■ Material provided

==========

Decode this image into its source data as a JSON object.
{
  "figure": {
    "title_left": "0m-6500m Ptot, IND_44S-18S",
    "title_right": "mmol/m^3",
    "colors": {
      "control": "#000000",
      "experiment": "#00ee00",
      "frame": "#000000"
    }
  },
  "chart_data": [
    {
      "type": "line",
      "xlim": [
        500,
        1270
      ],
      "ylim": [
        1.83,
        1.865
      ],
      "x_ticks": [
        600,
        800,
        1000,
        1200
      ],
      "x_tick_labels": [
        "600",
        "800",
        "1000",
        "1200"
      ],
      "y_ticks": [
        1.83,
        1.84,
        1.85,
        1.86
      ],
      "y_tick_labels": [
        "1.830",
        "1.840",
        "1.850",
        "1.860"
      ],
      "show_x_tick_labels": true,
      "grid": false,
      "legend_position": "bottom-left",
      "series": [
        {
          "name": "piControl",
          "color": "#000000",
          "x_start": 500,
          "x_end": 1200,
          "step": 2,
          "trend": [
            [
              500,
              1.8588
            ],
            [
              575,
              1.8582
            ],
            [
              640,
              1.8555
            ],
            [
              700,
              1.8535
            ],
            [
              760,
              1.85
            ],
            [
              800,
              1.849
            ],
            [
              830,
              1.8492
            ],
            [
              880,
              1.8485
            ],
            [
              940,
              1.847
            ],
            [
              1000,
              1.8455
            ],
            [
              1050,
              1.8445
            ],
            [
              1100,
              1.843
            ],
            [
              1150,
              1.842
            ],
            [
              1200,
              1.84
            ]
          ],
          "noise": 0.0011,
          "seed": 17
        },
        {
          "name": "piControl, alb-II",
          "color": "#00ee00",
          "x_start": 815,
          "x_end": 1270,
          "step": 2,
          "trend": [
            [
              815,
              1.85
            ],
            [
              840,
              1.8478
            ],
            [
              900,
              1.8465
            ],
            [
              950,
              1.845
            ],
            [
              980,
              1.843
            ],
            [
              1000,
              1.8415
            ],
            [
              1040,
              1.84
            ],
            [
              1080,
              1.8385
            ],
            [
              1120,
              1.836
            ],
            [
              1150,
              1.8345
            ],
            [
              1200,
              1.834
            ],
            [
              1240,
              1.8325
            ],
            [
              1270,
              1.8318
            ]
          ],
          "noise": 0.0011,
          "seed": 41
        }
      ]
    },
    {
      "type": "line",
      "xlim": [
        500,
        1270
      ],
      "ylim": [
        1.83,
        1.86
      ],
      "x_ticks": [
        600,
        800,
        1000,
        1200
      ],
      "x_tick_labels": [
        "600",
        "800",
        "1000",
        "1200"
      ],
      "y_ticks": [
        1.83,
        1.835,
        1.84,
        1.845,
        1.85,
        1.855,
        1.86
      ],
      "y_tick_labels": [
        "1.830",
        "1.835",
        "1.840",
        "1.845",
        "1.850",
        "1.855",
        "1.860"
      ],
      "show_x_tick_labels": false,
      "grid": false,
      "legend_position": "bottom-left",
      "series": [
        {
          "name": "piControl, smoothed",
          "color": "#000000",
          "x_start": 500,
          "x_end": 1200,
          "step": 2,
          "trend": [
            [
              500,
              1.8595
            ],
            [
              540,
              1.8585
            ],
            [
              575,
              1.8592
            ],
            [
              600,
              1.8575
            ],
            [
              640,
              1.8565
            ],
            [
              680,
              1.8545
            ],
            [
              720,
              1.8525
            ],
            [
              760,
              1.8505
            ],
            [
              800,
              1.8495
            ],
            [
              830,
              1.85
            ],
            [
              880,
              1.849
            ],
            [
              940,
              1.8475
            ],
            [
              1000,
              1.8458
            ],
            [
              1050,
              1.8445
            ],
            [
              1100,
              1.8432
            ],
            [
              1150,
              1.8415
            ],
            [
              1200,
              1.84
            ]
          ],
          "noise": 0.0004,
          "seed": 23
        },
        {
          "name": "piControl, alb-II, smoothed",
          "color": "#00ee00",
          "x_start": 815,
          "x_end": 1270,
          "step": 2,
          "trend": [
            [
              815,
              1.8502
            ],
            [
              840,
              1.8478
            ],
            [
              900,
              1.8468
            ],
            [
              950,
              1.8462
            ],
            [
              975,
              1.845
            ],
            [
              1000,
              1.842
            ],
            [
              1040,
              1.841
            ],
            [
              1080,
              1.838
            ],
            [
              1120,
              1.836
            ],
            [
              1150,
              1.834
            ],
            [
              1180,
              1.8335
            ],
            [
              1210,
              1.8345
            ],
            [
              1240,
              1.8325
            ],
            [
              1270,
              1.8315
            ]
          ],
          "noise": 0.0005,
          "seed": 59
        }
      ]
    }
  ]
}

==========

■ Exercise
Retype the records above exactly.

■ Response to the exercise
Decode this image into its source data as a JSON object.
{
  "figure": {
    "title_left": "0m-6500m Ptot, IND_44S-18S",
    "title_right": "mmol/m^3",
    "colors": {
      "control": "#000000",
      "experiment": "#00ee00",
      "frame": "#000000"
    }
  },
  "chart_data": [
    {
      "type": "line",
      "xlim": [
        500,
        1270
      ],
      "ylim": [
        1.83,
        1.865
      ],
      "x_ticks": [
        600,
        800,
        1000,
        1200
      ],
      "x_tick_labels": [
        "600",
        "800",
        "1000",
        "1200"
      ],
      "y_ticks": [
        1.83,
        1.84,
        1.85,
        1.86
      ],
      "y_tick_labels": [
        "1.830",
        "1.840",
        "1.850",
        "1.860"
      ],
      "show_x_tick_labels": true,
      "grid": false,
      "legend_position": "bottom-left",
      "series": [
        {
          "name": "piControl",
          "color": "#000000",
          "x_start": 500,
          "x_end": 1200,
          "step": 2,
          "trend": [
            [
              500,
              1.8588
            ],
            [
              575,
              1.8582
            ],
            [
              640,
              1.8555
            ],
            [
              700,
              1.8535
            ],
            [
              760,
              1.85
            ],
            [
              800,
              1.849
            ],
            [
              830,
              1.8492
            ],
            [
              880,
              1.8485
            ],
            [
              940,
              1.847
            ],
            [
              1000,
              1.8455
            ],
            [
              1050,
              1.8445
            ],
            [
              1100,
              1.843
            ],
            [
              1150,
              1.842
            ],
            [
              1200,
              1.84
            ]
          ],
          "noise": 0.0011,
          "seed": 17
        },
        {
          "name": "piControl, alb-II",
          "color": "#00ee00",
          "x_start": 815,
          "x_end": 1270,
          "step": 2,
          "trend": [
            [
              815,
              1.85
            ],
            [
              840,
              1.8478
            ],
            [
              900,
              1.8465
            ],
            [
              950,
              1.845
            ],
            [
              980,
              1.843
            ],
            [
              1000,
              1.8415
            ],
            [
              1040,
              1.84
            ],
            [
              1080,
              1.8385
            ],
            [
              1120,
              1.836
            ],
            [
              1150,
              1.8345
            ],
            [
              1200,
              1.834
            ],
            [
              1240,
              1.8325
            ],
            [
              1270,
              1.8318
            ]
          ],
          "noise": 0.0011,
          "seed": 41
        }
      ]
    },
    {
      "type": "line",
      "xlim": [
        500,
        1270
      ],
      "ylim": [
        1.83,
        1.86
      ],
      "x_ticks": [
        600,
        800,
        1000,
        1200
      ],
      "x_tick_labels": [
        "600",
        "800",
        "1000",
        "1200"
      ],
      "y_ticks": [
        1.83,
        1.835,
        1.84,
        1.845,
        1.85,
        1.855,
        1.86
      ],
      "y_tick_labels": [
        "1.830",
        "1.835",
        "1.840",
        "1.845",
        "1.850",
        "1.855",
        "1.860"
      ],
      "show_x_tick_labels": false,
      "grid": false,
      "legend_position": "bottom-left",
      "series": [
        {
          "name": "piControl, smoothed",
          "color": "#000000",
          "x_start": 500,
          "x_end": 1200,
          "step": 2,
          "trend": [
            [
              500,
              1.8595
            ],
            [
              540,
              1.8585
            ],
            [
              575,
              1.8592
            ],
            [
              600,
              1.8575
            ],
            [
              640,
              1.8565
            ],
            [
              680,
              1.8545
            ],
            [
              720,
              1.8525
            ],
            [
              760,
              1.8505
            ],
            [
              800,
              1.8495
            ],
            [
              830,
              1.85
            ],
            [
              880,
              1.849
            ],
            [
              940,
              1.8475
            ],
            [
              1000,
              1.8458
            ],
            [
              1050,
              1.8445
            ],
            [
              1100,
              1.8432
            ],
            [
              1150,
              1.8415
            ],
            [
              1200,
              1.84
            ]
          ],
          "noise": 0.0004,
          "seed": 23
        },
        {
          "name": "piControl, alb-II, smoothed",
          "color": "#00ee00",
          "x_start": 815,
          "x_end": 1270,
          "step": 2,
          "trend": [
            [
              815,
              1.8502
            ],
            [
              840,
              1.8478
            ],
            [
              900,
              1.8468
            ],
            [
              950,
              1.8462
            ],
            [
              975,
              1.845
            ],
            [
              1000,
              1.842
            ],
            [
              1040,
              1.841
            ],
            [
              1080,
              1.838
            ],
            [
              1120,
              1.836
            ],
            [
              1150,
              1.834
            ],
            [
              1180,
              1.8335
            ],
            [
              1210,
              1.8345
            ],
            [
              1240,
              1.8325
            ],
            [
              1270,
              1.8315
            ]
          ],
          "noise": 0.0005,
          "seed": 59
        }
      ]
    }
  ]
}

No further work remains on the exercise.